## [Objective]
Skip every picture and transcribe the remaining material exactly.
== Rows ==
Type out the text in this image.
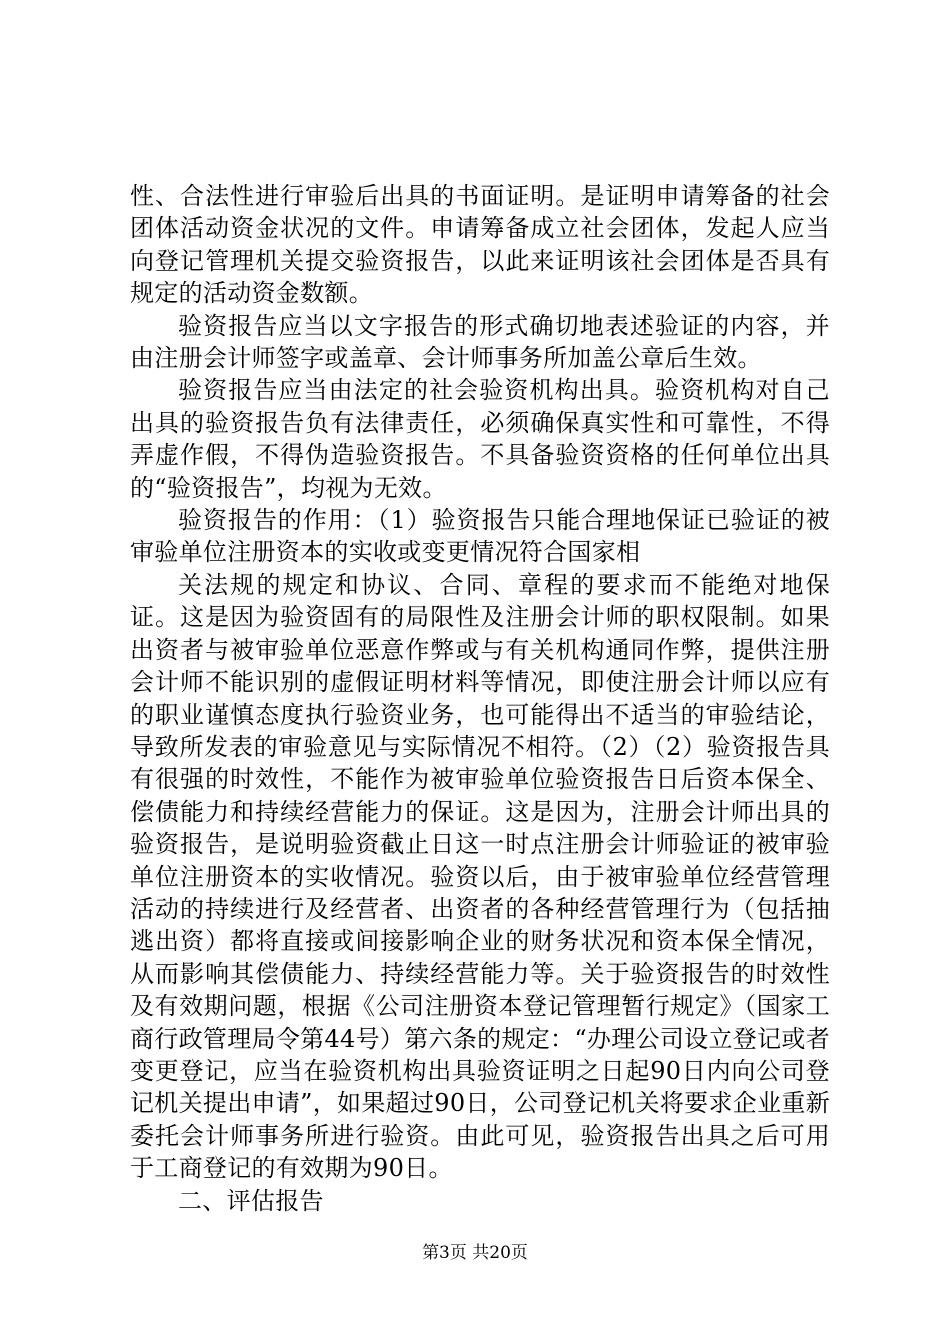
性、合法性进行审验后出具的书面证明。是证明申请筹备的社会团体活动资金状况的文件。申请筹备成立社会团体，发起人应当向登记管理机关提交验资报告，以此来证明该社会团体是否具有规定的活动资金数额。

验资报告应当以文字报告的形式确切地表述验证的内容，并由注册会计师签字或盖章、会计师事务所加盖公章后生效。

验资报告应当由法定的社会验资机构出具。验资机构对自己出具的验资报告负有法律责任，必须确保真实性和可靠性，不得弄虚作假，不得伪造验资报告。不具备验资资格的任何单位出具的“验资报告”，均视为无效。

验资报告的作用：（1）验资报告只能合理地保证已验证的被审验单位注册资本的实收或变更情况符合国家相

关法规的规定和协议、合同、章程的要求而不能绝对地保证。这是因为验资固有的局限性及注册会计师的职权限制。如果出资者与被审验单位恶意作弊或与有关机构通同作弊，提供注册会计师不能识别的虚假证明材料等情况，即使注册会计师以应有的职业谨慎态度执行验资业务，也可能得出不适当的审验结论，导致所发表的审验意见与实际情况不相符。（2）（2）验资报告具有很强的时效性，不能作为被审验单位验资报告日后资本保全、偿债能力和持续经营能力的保证。这是因为，注册会计师出具的验资报告，是说明验资截止日这一时点注册会计师验证的被审验单位注册资本的实收情况。验资以后，由于被审验单位经营管理活动的持续进行及经营者、出资者的各种经营管理行为（包括抽逃出资）都将直接或间接影响企业的财务状况和资本保全情况，从而影响其偿债能力、持续经营能力等。关于验资报告的时效性及有效期问题，根据《公司注册资本登记管理暂行规定》（国家工商行政管理局令第44号）第六条的规定：“办理公司设立登记或者变更登记，应当在验资机构出具验资证明之日起90日内向公司登记机关提出申请”，如果超过90日，公司登记机关将要求企业重新委托会计师事务所进行验资。由此可见，验资报告出具之后可用于工商登记的有效期为90日。

二、评估报告

第3页 共20页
===
## [Output of the task]
Type out the text in this image.
性、合法性进行审验后出具的书面证明。是证明申请筹备的社会团体活动资金状况的文件。申请筹备成立社会团体，发起人应当向登记管理机关提交验资报告，以此来证明该社会团体是否具有规定的活动资金数额。

验资报告应当以文字报告的形式确切地表述验证的内容，并由注册会计师签字或盖章、会计师事务所加盖公章后生效。

验资报告应当由法定的社会验资机构出具。验资机构对自己出具的验资报告负有法律责任，必须确保真实性和可靠性，不得弄虚作假，不得伪造验资报告。不具备验资资格的任何单位出具的“验资报告”，均视为无效。

验资报告的作用：（1）验资报告只能合理地保证已验证的被审验单位注册资本的实收或变更情况符合国家相

关法规的规定和协议、合同、章程的要求而不能绝对地保证。这是因为验资固有的局限性及注册会计师的职权限制。如果出资者与被审验单位恶意作弊或与有关机构通同作弊，提供注册会计师不能识别的虚假证明材料等情况，即使注册会计师以应有的职业谨慎态度执行验资业务，也可能得出不适当的审验结论，导致所发表的审验意见与实际情况不相符。（2）（2）验资报告具有很强的时效性，不能作为被审验单位验资报告日后资本保全、偿债能力和持续经营能力的保证。这是因为，注册会计师出具的验资报告，是说明验资截止日这一时点注册会计师验证的被审验单位注册资本的实收情况。验资以后，由于被审验单位经营管理活动的持续进行及经营者、出资者的各种经营管理行为（包括抽逃出资）都将直接或间接影响企业的财务状况和资本保全情况，从而影响其偿债能力、持续经营能力等。关于验资报告的时效性及有效期问题，根据《公司注册资本登记管理暂行规定》（国家工商行政管理局令第44号）第六条的规定：“办理公司设立登记或者变更登记，应当在验资机构出具验资证明之日起90日内向公司登记机关提出申请”，如果超过90日，公司登记机关将要求企业重新委托会计师事务所进行验资。由此可见，验资报告出具之后可用于工商登记的有效期为90日。

二、评估报告

第3页 共20页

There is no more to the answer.